Mutual funds refer to the investments that you collect with other investors to buy either stock, bonds, or other securities that would have been hard to purchase solely. This collective amount of money is known as a portfolio. The value of the mutual fund, that is, the Net Asset Value, that is, the ratio of the sum amount of securities in the portfolio to the number of shares that gave rise to the funds. The Net Asset Value, therefore, changes depending on the value of the securities. The investors in the mutual fund have no control over the value of the securities in the mutual fund, they only own the shares in the fund.

Mutual fund timing refers to the short term gain of profits through the selling of funds invested in the mutual fund. It is not illegal but it is frowned upon by many investment companies because of the additional costs it comes with (Chang & Lewellen, 2014). The profit gotten from mutual fund timing is gotten by lessing net asset value from the closing market price of the stock or security. The capital fund in the mutual funds is controlled by the fund manager who secures the fund, or rather, sells it to secure redemptions in the form of money to the shareholders. Selling the funds within a short time adds on the costs of transactions which increase the cost of operating the fund. To prevent this most shareholders sign an agreement that offers penalties to members who opt for mutual fund timing. In the event that any of them breaches this contract, then they are accused of late trading.

Late trading is an illegal act that involves the redemption of mutual funds immediately after the Net Asset Value is determined. The NAT calculations predict what the shareholders would earn if the funds keep on improving in the market. Trading of the funds immediately consequently affects long term investors would have benefitted from the growth of the mutual funds.

Personal trading is the act of a fund manager trading for themselves and at the same time also trading for the investors. The Securities and Exchange Commission prohibits this type of activity and requires that the fund purchases reveal information about their sales to unmask personal trading and also protect investors from abusers.

Stored data
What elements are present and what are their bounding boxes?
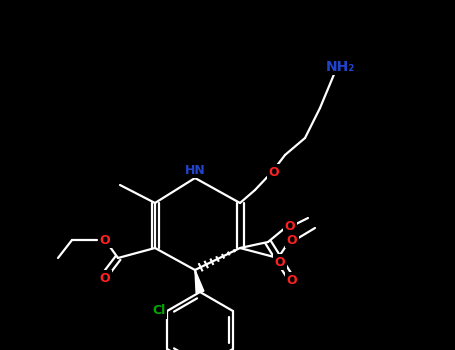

Tasks and exercises
- 1) Answer these questions about the mutual funds text:
(a) What is the collective amount of money pooled by investors called?
(b) Who controls the capital fund in a mutual fund?
(c) Which body prohibits personal trading?
- 2) Revise the passage of the mutual funds text that begins at the words "Personal trading is" and stops after "investors from abusers.", putting "portfolio manager" in place of "fund manager".
- 3) Continue the text on mutual funds from its last sentence.
The listing above is separate material and is not part of the mutual funds text.

Responses in order
- 1)
(a) A portfolio.
(b) The fund manager.
(c) The Securities and Exchange Commission.

- 2)
Personal trading is the act of a portfolio manager trading for themselves and at the same time also trading for the investors. The Securities and Exchange Commission prohibits this type of activity and requires that the fund purchases reveal information about their sales to unmask personal trading and also protect investors from abusers.

- 3)
According to Duan and Jiao (2014), mutual funds make up close to a third and a quarter of the companies within the country. It thus has a great potential in shaping the corporate governance of the country. The shareholders of mutual funds in a company have the freedom to disagree with any decisions made by the country. They can even go as far as pulling out of the company. Another power that the mutual funds have is intervening in the management of the firm, and in other cases vote against the management of the people in place.

Unlike hard dollars that involve the payment of hard cash, soft dollars pay the brokerage companies through commission received from the revenue. Soft dollars are usually higher than the hard dollars because they also pay on the services that would have been provided along the way. However, they are usually criticized because they are not recognized in the purchase of funds making them obscure and untrustworthy.

Socially Responsible Investments are carried out by companies that are responsible socially (Statman, 2012). These funds can be created in socially valuable people, through a social mutual fund, or via an exchange-traded fund. An example is when companies that sell addictive products seek out other companies that solve other social problems in society so that they can be able to make their purchases.

 

 

References

Duan, Y., & Jiao, Y. (2014). The role of mutual funds in corporate governance: Evidence from mutual funds’ proxy voting and trading behavior. Journal of Financial and Quantitative Analysis (JFQA), Forthcoming.

Statman, M. (2012). Socially responsible mutual funds (corrected). Financial Analysts Journal56(3), 30-39.

Chang, E. C., & Lewellen, W. G. (2014). Market timing and mutual fund investment performance. Journal of Business, 57-72.